**Exercise:**
Gather each line of the records where "name" appears.

— START OF Information provided —

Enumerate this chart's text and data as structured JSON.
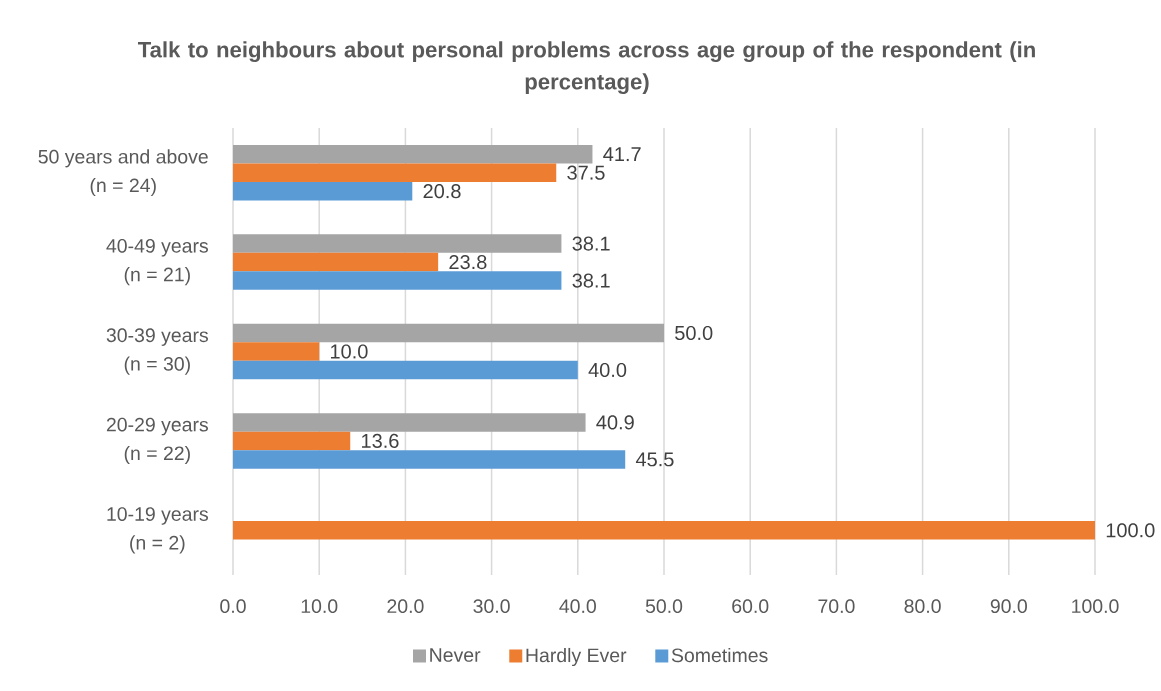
{
  "chart_data": {
    "type": "bar",
    "orientation": "horizontal",
    "title": "Talk to neighbours about personal problems across age group of the respondent (in percentage)",
    "categories": [
      "50 years and above (n = 24)",
      "40-49 years (n = 21)",
      "30-39 years (n = 30)",
      "20-29 years (n = 22)",
      "10-19 years (n = 2)"
    ],
    "series": [
      {
        "name": "Never",
        "color": "#a5a5a5",
        "values": [
          41.7,
          38.1,
          50.0,
          40.9,
          null
        ],
        "value_labels": [
          "41.7",
          "38.1",
          "50.0",
          "40.9",
          null
        ]
      },
      {
        "name": "Hardly Ever",
        "color": "#ed7d31",
        "values": [
          37.5,
          23.8,
          10.0,
          13.6,
          100.0
        ],
        "value_labels": [
          "37.5",
          "23.8",
          "10.0",
          "13.6",
          "100.0"
        ]
      },
      {
        "name": "Sometimes",
        "color": "#5b9bd5",
        "values": [
          20.8,
          38.1,
          40.0,
          45.5,
          null
        ],
        "value_labels": [
          "20.8",
          "38.1",
          "40.0",
          "45.5",
          null
        ]
      }
    ],
    "xlim": [
      0,
      100
    ],
    "xticks": [
      {
        "value": 0,
        "label": "0.0"
      },
      {
        "value": 10,
        "label": "10.0"
      },
      {
        "value": 20,
        "label": "20.0"
      },
      {
        "value": 30,
        "label": "30.0"
      },
      {
        "value": 40,
        "label": "40.0"
      },
      {
        "value": 50,
        "label": "50.0"
      },
      {
        "value": 60,
        "label": "60.0"
      },
      {
        "value": 70,
        "label": "70.0"
      },
      {
        "value": 80,
        "label": "80.0"
      },
      {
        "value": 90,
        "label": "90.0"
      },
      {
        "value": 100,
        "label": "100.0"
      }
    ],
    "grid": "x",
    "legend": "bottom"
  }
}
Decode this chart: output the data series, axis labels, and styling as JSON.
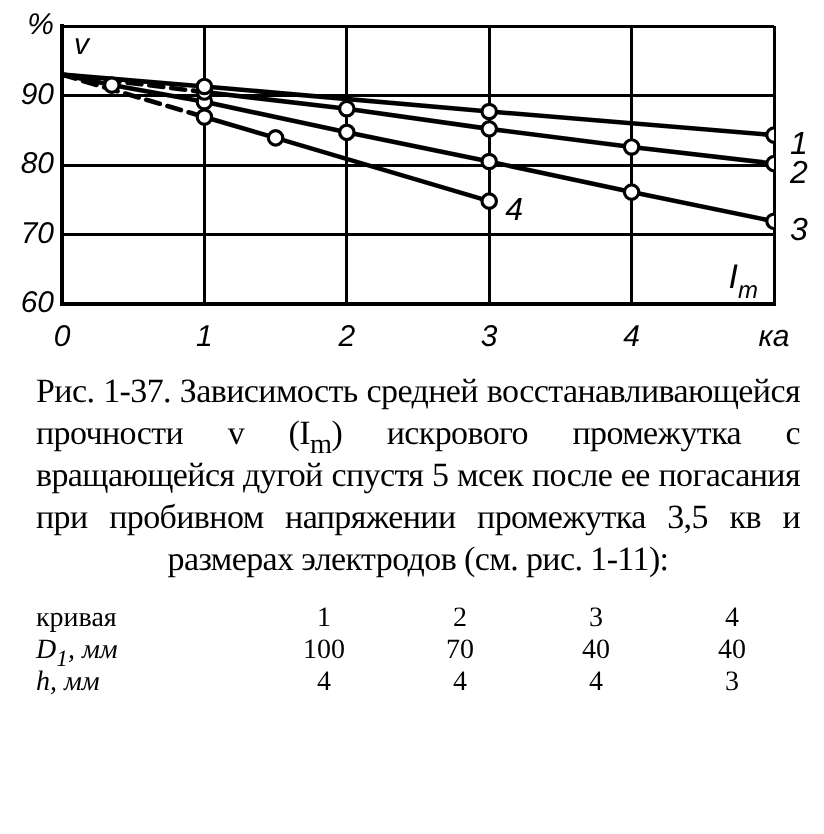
{
  "chart_data": {
    "type": "line",
    "xlabel": "I$_{m}$",
    "ylabel": "v",
    "xlim": [
      0,
      5
    ],
    "xticks": [
      0,
      1,
      2,
      3,
      4,
      {
        "value": 5,
        "label": "ка"
      }
    ],
    "ylim": [
      60,
      100
    ],
    "yticks": [
      60,
      70,
      80,
      90,
      {
        "value": 100,
        "label": "%"
      }
    ],
    "grid": true,
    "series": [
      {
        "name": "1",
        "color": "#000000",
        "marker": "circle",
        "line_style": "solid",
        "x": [
          1,
          3,
          5
        ],
        "values": [
          91.3,
          87.7,
          84.3
        ]
      },
      {
        "name": "2",
        "color": "#000000",
        "marker": "circle",
        "line_style": "solid",
        "x": [
          1,
          2,
          3,
          4,
          5
        ],
        "values": [
          90.5,
          88.1,
          85.2,
          82.6,
          80.2
        ]
      },
      {
        "name": "3",
        "color": "#000000",
        "marker": "circle",
        "line_style": "solid",
        "x": [
          0.35,
          1,
          2,
          3,
          4,
          5
        ],
        "values": [
          91.5,
          89.1,
          84.7,
          80.5,
          76.1,
          71.9
        ]
      },
      {
        "name": "4",
        "color": "#000000",
        "marker": "circle",
        "line_style": "solid",
        "x": [
          1,
          1.5,
          3
        ],
        "values": [
          86.9,
          83.9,
          74.8
        ]
      },
      {
        "color": "#000000",
        "marker": "none",
        "line_style": "solid",
        "x": [
          0,
          1
        ],
        "values": [
          93,
          91.3
        ]
      },
      {
        "color": "#000000",
        "marker": "none",
        "line_style": "dashed",
        "x": [
          0,
          1
        ],
        "values": [
          93,
          90.5
        ]
      },
      {
        "color": "#000000",
        "marker": "none",
        "line_style": "solid",
        "x": [
          0,
          0.35
        ],
        "values": [
          93,
          91.5
        ]
      },
      {
        "color": "#000000",
        "marker": "none",
        "line_style": "dashed",
        "x": [
          0,
          1
        ],
        "values": [
          93,
          86.9
        ]
      }
    ],
    "annotations": [
      "Рис. 1-37. Зависимость средней восстанавливающейся прочности v (I$_{m}$) искрового промежутка с вращающейся дугой спустя 5 мсек после ее погасания при пробивном напряжении промежутка 3,5 кв и размерах электродов (см. рис. 1-11):",
      "кривая\t1\t2\t3\t4",
      "D$_{1}$, мм\t100\t70\t40\t40",
      "h, мм\t4\t4\t4\t3"
    ]
  }
}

— END OF Information provided —

**Final answer:**
        "name": "Never",
        "name": "Hardly Ever",
        "name": "Sometimes",
        "name": "1",
        "name": "2",
        "name": "3",
        "name": "4",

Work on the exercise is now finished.